## Goal:
Each line below must be set down exactly; omit any image you find.

— begin Recorded data —

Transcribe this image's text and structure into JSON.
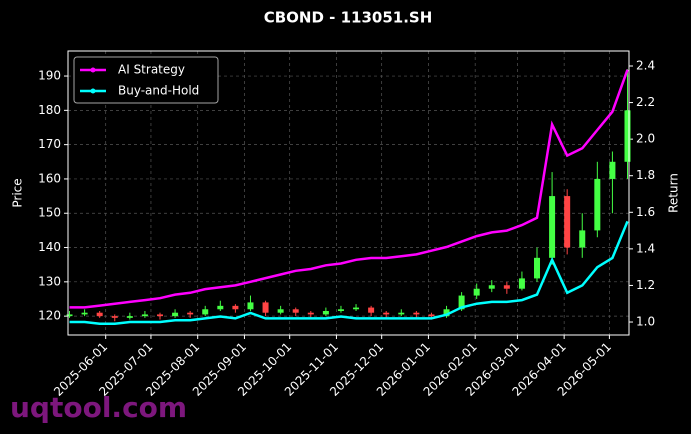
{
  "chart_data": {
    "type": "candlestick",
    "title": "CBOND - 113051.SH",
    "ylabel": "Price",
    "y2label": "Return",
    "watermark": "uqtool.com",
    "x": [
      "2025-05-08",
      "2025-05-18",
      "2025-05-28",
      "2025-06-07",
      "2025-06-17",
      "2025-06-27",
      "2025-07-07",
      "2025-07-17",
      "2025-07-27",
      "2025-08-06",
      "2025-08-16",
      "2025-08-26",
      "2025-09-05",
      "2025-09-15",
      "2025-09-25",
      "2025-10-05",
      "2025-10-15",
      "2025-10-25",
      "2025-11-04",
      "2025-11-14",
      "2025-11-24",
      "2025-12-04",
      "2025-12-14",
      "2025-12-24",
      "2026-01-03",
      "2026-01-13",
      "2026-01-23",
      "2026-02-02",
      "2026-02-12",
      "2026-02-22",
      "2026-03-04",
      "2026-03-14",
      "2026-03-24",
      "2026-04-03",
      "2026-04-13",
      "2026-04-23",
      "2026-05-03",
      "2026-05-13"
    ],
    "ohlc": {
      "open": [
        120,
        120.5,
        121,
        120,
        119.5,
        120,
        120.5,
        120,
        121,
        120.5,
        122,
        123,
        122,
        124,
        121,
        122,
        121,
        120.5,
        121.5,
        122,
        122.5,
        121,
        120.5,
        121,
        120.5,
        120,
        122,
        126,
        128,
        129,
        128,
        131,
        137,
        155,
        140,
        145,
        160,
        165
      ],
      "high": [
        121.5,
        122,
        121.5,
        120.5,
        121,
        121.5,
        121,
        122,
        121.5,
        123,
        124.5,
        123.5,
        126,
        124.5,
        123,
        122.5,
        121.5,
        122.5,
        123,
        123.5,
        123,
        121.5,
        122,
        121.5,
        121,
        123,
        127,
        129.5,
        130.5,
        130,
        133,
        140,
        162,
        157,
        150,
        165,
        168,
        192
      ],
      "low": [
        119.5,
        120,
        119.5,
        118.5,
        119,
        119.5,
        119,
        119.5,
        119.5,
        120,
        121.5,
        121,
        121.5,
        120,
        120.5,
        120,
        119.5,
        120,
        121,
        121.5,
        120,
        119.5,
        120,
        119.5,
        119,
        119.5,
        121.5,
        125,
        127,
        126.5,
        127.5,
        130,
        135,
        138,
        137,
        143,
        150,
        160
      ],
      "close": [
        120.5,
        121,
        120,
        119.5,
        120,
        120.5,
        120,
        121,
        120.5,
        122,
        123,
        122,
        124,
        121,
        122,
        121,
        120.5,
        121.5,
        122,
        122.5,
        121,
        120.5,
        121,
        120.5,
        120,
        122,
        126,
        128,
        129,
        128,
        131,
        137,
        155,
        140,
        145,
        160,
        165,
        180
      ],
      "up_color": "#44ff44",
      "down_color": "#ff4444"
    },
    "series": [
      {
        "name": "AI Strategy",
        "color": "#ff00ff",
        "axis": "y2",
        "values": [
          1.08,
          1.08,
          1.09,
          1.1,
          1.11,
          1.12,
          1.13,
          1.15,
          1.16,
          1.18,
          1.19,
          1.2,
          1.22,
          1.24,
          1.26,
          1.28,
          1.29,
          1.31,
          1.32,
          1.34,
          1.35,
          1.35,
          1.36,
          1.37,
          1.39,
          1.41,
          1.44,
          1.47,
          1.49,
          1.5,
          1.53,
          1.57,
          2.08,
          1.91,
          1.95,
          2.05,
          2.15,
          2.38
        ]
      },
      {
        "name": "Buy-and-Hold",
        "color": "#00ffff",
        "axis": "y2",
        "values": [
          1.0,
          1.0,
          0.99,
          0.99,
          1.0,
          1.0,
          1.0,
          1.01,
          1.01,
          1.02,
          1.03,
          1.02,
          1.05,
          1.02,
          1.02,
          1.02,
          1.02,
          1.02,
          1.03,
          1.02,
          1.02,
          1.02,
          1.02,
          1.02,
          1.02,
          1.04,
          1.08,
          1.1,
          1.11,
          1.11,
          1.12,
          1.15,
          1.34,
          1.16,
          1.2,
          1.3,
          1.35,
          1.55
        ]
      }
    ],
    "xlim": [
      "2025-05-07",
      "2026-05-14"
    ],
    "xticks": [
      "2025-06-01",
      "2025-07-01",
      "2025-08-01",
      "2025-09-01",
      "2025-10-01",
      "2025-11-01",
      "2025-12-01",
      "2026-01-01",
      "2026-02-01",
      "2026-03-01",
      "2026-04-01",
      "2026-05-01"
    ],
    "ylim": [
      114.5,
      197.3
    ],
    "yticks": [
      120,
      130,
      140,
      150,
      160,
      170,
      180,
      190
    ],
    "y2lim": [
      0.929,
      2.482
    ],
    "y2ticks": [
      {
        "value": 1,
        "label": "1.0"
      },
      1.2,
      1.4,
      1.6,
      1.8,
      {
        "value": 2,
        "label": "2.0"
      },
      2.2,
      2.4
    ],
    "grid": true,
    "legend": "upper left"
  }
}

— end Recorded data —

## Result for this exercise:
Transcribe this image's text and structure into JSON.
{
  "chart_data": {
    "type": "candlestick",
    "title": "CBOND - 113051.SH",
    "ylabel": "Price",
    "y2label": "Return",
    "watermark": "uqtool.com",
    "x": [
      "2025-05-08",
      "2025-05-18",
      "2025-05-28",
      "2025-06-07",
      "2025-06-17",
      "2025-06-27",
      "2025-07-07",
      "2025-07-17",
      "2025-07-27",
      "2025-08-06",
      "2025-08-16",
      "2025-08-26",
      "2025-09-05",
      "2025-09-15",
      "2025-09-25",
      "2025-10-05",
      "2025-10-15",
      "2025-10-25",
      "2025-11-04",
      "2025-11-14",
      "2025-11-24",
      "2025-12-04",
      "2025-12-14",
      "2025-12-24",
      "2026-01-03",
      "2026-01-13",
      "2026-01-23",
      "2026-02-02",
      "2026-02-12",
      "2026-02-22",
      "2026-03-04",
      "2026-03-14",
      "2026-03-24",
      "2026-04-03",
      "2026-04-13",
      "2026-04-23",
      "2026-05-03",
      "2026-05-13"
    ],
    "ohlc": {
      "open": [
        120,
        120.5,
        121,
        120,
        119.5,
        120,
        120.5,
        120,
        121,
        120.5,
        122,
        123,
        122,
        124,
        121,
        122,
        121,
        120.5,
        121.5,
        122,
        122.5,
        121,
        120.5,
        121,
        120.5,
        120,
        122,
        126,
        128,
        129,
        128,
        131,
        137,
        155,
        140,
        145,
        160,
        165
      ],
      "high": [
        121.5,
        122,
        121.5,
        120.5,
        121,
        121.5,
        121,
        122,
        121.5,
        123,
        124.5,
        123.5,
        126,
        124.5,
        123,
        122.5,
        121.5,
        122.5,
        123,
        123.5,
        123,
        121.5,
        122,
        121.5,
        121,
        123,
        127,
        129.5,
        130.5,
        130,
        133,
        140,
        162,
        157,
        150,
        165,
        168,
        192
      ],
      "low": [
        119.5,
        120,
        119.5,
        118.5,
        119,
        119.5,
        119,
        119.5,
        119.5,
        120,
        121.5,
        121,
        121.5,
        120,
        120.5,
        120,
        119.5,
        120,
        121,
        121.5,
        120,
        119.5,
        120,
        119.5,
        119,
        119.5,
        121.5,
        125,
        127,
        126.5,
        127.5,
        130,
        135,
        138,
        137,
        143,
        150,
        160
      ],
      "close": [
        120.5,
        121,
        120,
        119.5,
        120,
        120.5,
        120,
        121,
        120.5,
        122,
        123,
        122,
        124,
        121,
        122,
        121,
        120.5,
        121.5,
        122,
        122.5,
        121,
        120.5,
        121,
        120.5,
        120,
        122,
        126,
        128,
        129,
        128,
        131,
        137,
        155,
        140,
        145,
        160,
        165,
        180
      ],
      "up_color": "#44ff44",
      "down_color": "#ff4444"
    },
    "series": [
      {
        "name": "AI Strategy",
        "color": "#ff00ff",
        "axis": "y2",
        "values": [
          1.08,
          1.08,
          1.09,
          1.1,
          1.11,
          1.12,
          1.13,
          1.15,
          1.16,
          1.18,
          1.19,
          1.2,
          1.22,
          1.24,
          1.26,
          1.28,
          1.29,
          1.31,
          1.32,
          1.34,
          1.35,
          1.35,
          1.36,
          1.37,
          1.39,
          1.41,
          1.44,
          1.47,
          1.49,
          1.5,
          1.53,
          1.57,
          2.08,
          1.91,
          1.95,
          2.05,
          2.15,
          2.38
        ]
      },
      {
        "name": "Buy-and-Hold",
        "color": "#00ffff",
        "axis": "y2",
        "values": [
          1.0,
          1.0,
          0.99,
          0.99,
          1.0,
          1.0,
          1.0,
          1.01,
          1.01,
          1.02,
          1.03,
          1.02,
          1.05,
          1.02,
          1.02,
          1.02,
          1.02,
          1.02,
          1.03,
          1.02,
          1.02,
          1.02,
          1.02,
          1.02,
          1.02,
          1.04,
          1.08,
          1.1,
          1.11,
          1.11,
          1.12,
          1.15,
          1.34,
          1.16,
          1.2,
          1.3,
          1.35,
          1.55
        ]
      }
    ],
    "xlim": [
      "2025-05-07",
      "2026-05-14"
    ],
    "xticks": [
      "2025-06-01",
      "2025-07-01",
      "2025-08-01",
      "2025-09-01",
      "2025-10-01",
      "2025-11-01",
      "2025-12-01",
      "2026-01-01",
      "2026-02-01",
      "2026-03-01",
      "2026-04-01",
      "2026-05-01"
    ],
    "ylim": [
      114.5,
      197.3
    ],
    "yticks": [
      120,
      130,
      140,
      150,
      160,
      170,
      180,
      190
    ],
    "y2lim": [
      0.929,
      2.482
    ],
    "y2ticks": [
      {
        "value": 1,
        "label": "1.0"
      },
      1.2,
      1.4,
      1.6,
      1.8,
      {
        "value": 2,
        "label": "2.0"
      },
      2.2,
      2.4
    ],
    "grid": true,
    "legend": "upper left"
  }
}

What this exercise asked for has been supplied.